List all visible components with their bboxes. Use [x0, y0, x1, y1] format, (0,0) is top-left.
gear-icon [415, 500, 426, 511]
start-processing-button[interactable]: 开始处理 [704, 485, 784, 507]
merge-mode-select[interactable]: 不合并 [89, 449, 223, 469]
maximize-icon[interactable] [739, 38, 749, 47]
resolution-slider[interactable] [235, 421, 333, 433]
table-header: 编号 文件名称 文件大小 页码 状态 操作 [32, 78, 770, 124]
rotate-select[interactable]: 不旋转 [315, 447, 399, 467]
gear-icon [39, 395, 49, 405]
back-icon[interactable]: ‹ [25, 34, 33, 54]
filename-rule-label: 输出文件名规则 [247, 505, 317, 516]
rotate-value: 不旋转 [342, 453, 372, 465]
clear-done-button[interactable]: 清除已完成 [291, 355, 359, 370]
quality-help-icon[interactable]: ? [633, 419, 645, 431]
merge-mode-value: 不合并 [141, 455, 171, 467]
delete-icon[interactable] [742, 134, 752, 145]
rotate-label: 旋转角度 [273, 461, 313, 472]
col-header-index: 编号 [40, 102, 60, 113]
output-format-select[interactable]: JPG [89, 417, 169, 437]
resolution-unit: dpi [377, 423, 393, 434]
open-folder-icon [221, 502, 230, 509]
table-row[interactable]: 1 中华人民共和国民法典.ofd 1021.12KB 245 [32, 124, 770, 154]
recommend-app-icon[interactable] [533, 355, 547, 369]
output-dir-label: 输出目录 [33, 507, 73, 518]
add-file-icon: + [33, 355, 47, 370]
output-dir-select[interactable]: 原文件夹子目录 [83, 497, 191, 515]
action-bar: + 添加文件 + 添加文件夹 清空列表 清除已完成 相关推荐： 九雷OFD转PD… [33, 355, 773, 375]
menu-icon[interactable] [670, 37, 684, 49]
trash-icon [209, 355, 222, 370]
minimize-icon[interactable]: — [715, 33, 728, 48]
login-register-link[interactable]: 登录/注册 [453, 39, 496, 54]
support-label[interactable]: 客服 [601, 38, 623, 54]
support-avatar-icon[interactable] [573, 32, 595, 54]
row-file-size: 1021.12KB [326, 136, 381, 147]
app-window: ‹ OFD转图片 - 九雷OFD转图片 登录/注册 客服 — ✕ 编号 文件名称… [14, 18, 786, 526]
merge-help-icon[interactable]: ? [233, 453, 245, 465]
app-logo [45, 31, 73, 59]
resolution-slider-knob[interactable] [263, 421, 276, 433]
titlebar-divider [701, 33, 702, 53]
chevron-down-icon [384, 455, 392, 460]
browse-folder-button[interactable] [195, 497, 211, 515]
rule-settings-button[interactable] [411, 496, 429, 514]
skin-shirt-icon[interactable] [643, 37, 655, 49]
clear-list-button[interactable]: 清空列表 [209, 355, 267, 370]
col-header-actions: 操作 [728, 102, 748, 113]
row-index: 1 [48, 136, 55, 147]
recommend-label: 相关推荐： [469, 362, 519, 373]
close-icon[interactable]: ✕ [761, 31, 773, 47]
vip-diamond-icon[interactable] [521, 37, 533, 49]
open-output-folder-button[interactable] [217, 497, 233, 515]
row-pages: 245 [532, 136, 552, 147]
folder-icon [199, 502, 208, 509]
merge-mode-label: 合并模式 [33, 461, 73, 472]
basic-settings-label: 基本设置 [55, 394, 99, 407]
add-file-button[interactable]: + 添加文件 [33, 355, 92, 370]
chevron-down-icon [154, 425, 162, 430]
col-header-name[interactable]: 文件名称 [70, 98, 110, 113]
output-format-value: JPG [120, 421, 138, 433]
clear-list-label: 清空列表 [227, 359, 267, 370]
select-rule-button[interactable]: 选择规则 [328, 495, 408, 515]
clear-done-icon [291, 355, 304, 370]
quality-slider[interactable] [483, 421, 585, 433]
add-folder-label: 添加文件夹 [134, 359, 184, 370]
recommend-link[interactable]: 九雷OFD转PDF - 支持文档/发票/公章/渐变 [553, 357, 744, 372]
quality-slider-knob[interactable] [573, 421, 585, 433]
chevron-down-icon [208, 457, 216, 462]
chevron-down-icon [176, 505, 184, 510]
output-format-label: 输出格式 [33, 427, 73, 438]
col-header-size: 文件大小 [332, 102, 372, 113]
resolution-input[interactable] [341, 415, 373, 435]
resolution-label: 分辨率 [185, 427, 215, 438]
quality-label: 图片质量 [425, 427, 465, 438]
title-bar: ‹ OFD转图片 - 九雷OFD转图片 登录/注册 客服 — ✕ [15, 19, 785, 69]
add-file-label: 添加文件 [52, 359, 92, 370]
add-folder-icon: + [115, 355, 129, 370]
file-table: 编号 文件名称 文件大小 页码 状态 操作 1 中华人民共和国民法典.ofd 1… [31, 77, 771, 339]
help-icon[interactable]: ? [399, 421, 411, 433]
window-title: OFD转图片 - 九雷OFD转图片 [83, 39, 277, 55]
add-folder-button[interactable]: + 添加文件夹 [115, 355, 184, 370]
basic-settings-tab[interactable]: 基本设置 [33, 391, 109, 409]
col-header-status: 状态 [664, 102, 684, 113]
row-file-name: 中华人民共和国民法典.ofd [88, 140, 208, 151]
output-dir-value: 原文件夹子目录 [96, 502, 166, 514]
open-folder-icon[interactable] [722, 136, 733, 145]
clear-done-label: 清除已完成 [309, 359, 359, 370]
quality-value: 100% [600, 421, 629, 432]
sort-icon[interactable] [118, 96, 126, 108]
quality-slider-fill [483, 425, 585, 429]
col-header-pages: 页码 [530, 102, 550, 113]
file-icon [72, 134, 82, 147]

####################

▸ PROBLEMA PROPOSTO: Passe o material acima para uma lista JSON de strings, com um item para cada linha e sem as linhas em branco.

▸ RESPOSTA:
[
  "List all visible components with their bboxes. Use [x0, y0, x1, y1] format, (0,0) is top-left.",
  "gear-icon [415, 500, 426, 511]",
  "start-processing-button[interactable]: 开始处理 [704, 485, 784, 507]",
  "merge-mode-select[interactable]: 不合并 [89, 449, 223, 469]",
  "maximize-icon[interactable] [739, 38, 749, 47]",
  "resolution-slider[interactable] [235, 421, 333, 433]",
  "table-header: 编号 文件名称 文件大小 页码 状态 操作 [32, 78, 770, 124]",
  "rotate-select[interactable]: 不旋转 [315, 447, 399, 467]",
  "gear-icon [39, 395, 49, 405]",
  "back-icon[interactable]: ‹ [25, 34, 33, 54]",
  "filename-rule-label: 输出文件名规则 [247, 505, 317, 516]",
  "rotate-value: 不旋转 [342, 453, 372, 465]",
  "clear-done-button[interactable]: 清除已完成 [291, 355, 359, 370]",
  "quality-help-icon[interactable]: ? [633, 419, 645, 431]",
  "merge-mode-value: 不合并 [141, 455, 171, 467]",
  "delete-icon[interactable] [742, 134, 752, 145]",
  "rotate-label: 旋转角度 [273, 461, 313, 472]",
  "col-header-index: 编号 [40, 102, 60, 113]",
  "output-format-select[interactable]: JPG [89, 417, 169, 437]",
  "resolution-unit: dpi [377, 423, 393, 434]",
  "open-folder-icon [221, 502, 230, 509]",
  "table-row[interactable]: 1 中华人民共和国民法典.ofd 1021.12KB 245 [32, 124, 770, 154]",
  "recommend-app-icon[interactable] [533, 355, 547, 369]",
  "output-dir-label: 输出目录 [33, 507, 73, 518]",
  "add-file-icon: + [33, 355, 47, 370]",
  "output-dir-select[interactable]: 原文件夹子目录 [83, 497, 191, 515]",
  "action-bar: + 添加文件 + 添加文件夹 清空列表 清除已完成 相关推荐： 九雷OFD转PD… [33, 355, 773, 375]",
  "menu-icon[interactable] [670, 37, 684, 49]",
  "trash-icon [209, 355, 222, 370]",
  "minimize-icon[interactable]: — [715, 33, 728, 48]",
  "login-register-link[interactable]: 登录/注册 [453, 39, 496, 54]",
  "support-label[interactable]: 客服 [601, 38, 623, 54]",
  "support-avatar-icon[interactable] [573, 32, 595, 54]",
  "row-file-size: 1021.12KB [326, 136, 381, 147]",
  "app-window: ‹ OFD转图片 - 九雷OFD转图片 登录/注册 客服 — ✕ 编号 文件名称… [14, 18, 786, 526]",
  "merge-help-icon[interactable]: ? [233, 453, 245, 465]",
  "app-logo [45, 31, 73, 59]",
  "resolution-slider-knob[interactable] [263, 421, 276, 433]",
  "titlebar-divider [701, 33, 702, 53]",
  "chevron-down-icon [384, 455, 392, 460]",
  "browse-folder-button[interactable] [195, 497, 211, 515]",
  "rule-settings-button[interactable] [411, 496, 429, 514]",
  "skin-shirt-icon[interactable] [643, 37, 655, 49]",
  "clear-list-button[interactable]: 清空列表 [209, 355, 267, 370]",
  "col-header-actions: 操作 [728, 102, 748, 113]",
  "row-index: 1 [48, 136, 55, 147]",
  "recommend-label: 相关推荐： [469, 362, 519, 373]",
  "close-icon[interactable]: ✕ [761, 31, 773, 47]",
  "vip-diamond-icon[interactable] [521, 37, 533, 49]",
  "open-output-folder-button[interactable] [217, 497, 233, 515]",
  "row-pages: 245 [532, 136, 552, 147]",
  "folder-icon [199, 502, 208, 509]",
  "merge-mode-label: 合并模式 [33, 461, 73, 472]",
  "basic-settings-label: 基本设置 [55, 394, 99, 407]",
  "add-file-button[interactable]: + 添加文件 [33, 355, 92, 370]",
  "chevron-down-icon [154, 425, 162, 430]",
  "col-header-name[interactable]: 文件名称 [70, 98, 110, 113]",
  "output-format-value: JPG [120, 421, 138, 433]",
  "clear-list-label: 清空列表 [227, 359, 267, 370]",
  "select-rule-button[interactable]: 选择规则 [328, 495, 408, 515]",
  "clear-done-icon [291, 355, 304, 370]",
  "quality-slider[interactable] [483, 421, 585, 433]",
  "add-folder-label: 添加文件夹 [134, 359, 184, 370]",
  "recommend-link[interactable]: 九雷OFD转PDF - 支持文档/发票/公章/渐变 [553, 357, 744, 372]",
  "quality-slider-knob[interactable] [573, 421, 585, 433]",
  "chevron-down-icon [208, 457, 216, 462]",
  "chevron-down-icon [176, 505, 184, 510]",
  "output-format-label: 输出格式 [33, 427, 73, 438]",
  "col-header-size: 文件大小 [332, 102, 372, 113]",
  "resolution-input[interactable] [341, 415, 373, 435]",
  "resolution-label: 分辨率 [185, 427, 215, 438]",
  "quality-label: 图片质量 [425, 427, 465, 438]",
  "title-bar: ‹ OFD转图片 - 九雷OFD转图片 登录/注册 客服 — ✕ [15, 19, 785, 69]",
  "add-file-label: 添加文件 [52, 359, 92, 370]",
  "add-folder-icon: + [115, 355, 129, 370]",
  "file-table: 编号 文件名称 文件大小 页码 状态 操作 1 中华人民共和国民法典.ofd 1… [31, 77, 771, 339]",
  "help-icon[interactable]: ? [399, 421, 411, 433]",
  "window-title: OFD转图片 - 九雷OFD转图片 [83, 39, 277, 55]",
  "add-folder-button[interactable]: + 添加文件夹 [115, 355, 184, 370]",
  "basic-settings-tab[interactable]: 基本设置 [33, 391, 109, 409]",
  "col-header-status: 状态 [664, 102, 684, 113]",
  "row-file-name: 中华人民共和国民法典.ofd [88, 140, 208, 151]",
  "output-dir-value: 原文件夹子目录 [96, 502, 166, 514]",
  "open-folder-icon[interactable] [722, 136, 733, 145]",
  "clear-done-label: 清除已完成 [309, 359, 359, 370]",
  "quality-value: 100% [600, 421, 629, 432]",
  "sort-icon[interactable] [118, 96, 126, 108]",
  "quality-slider-fill [483, 425, 585, 429]",
  "col-header-pages: 页码 [530, 102, 550, 113]",
  "file-icon [72, 134, 82, 147]"
]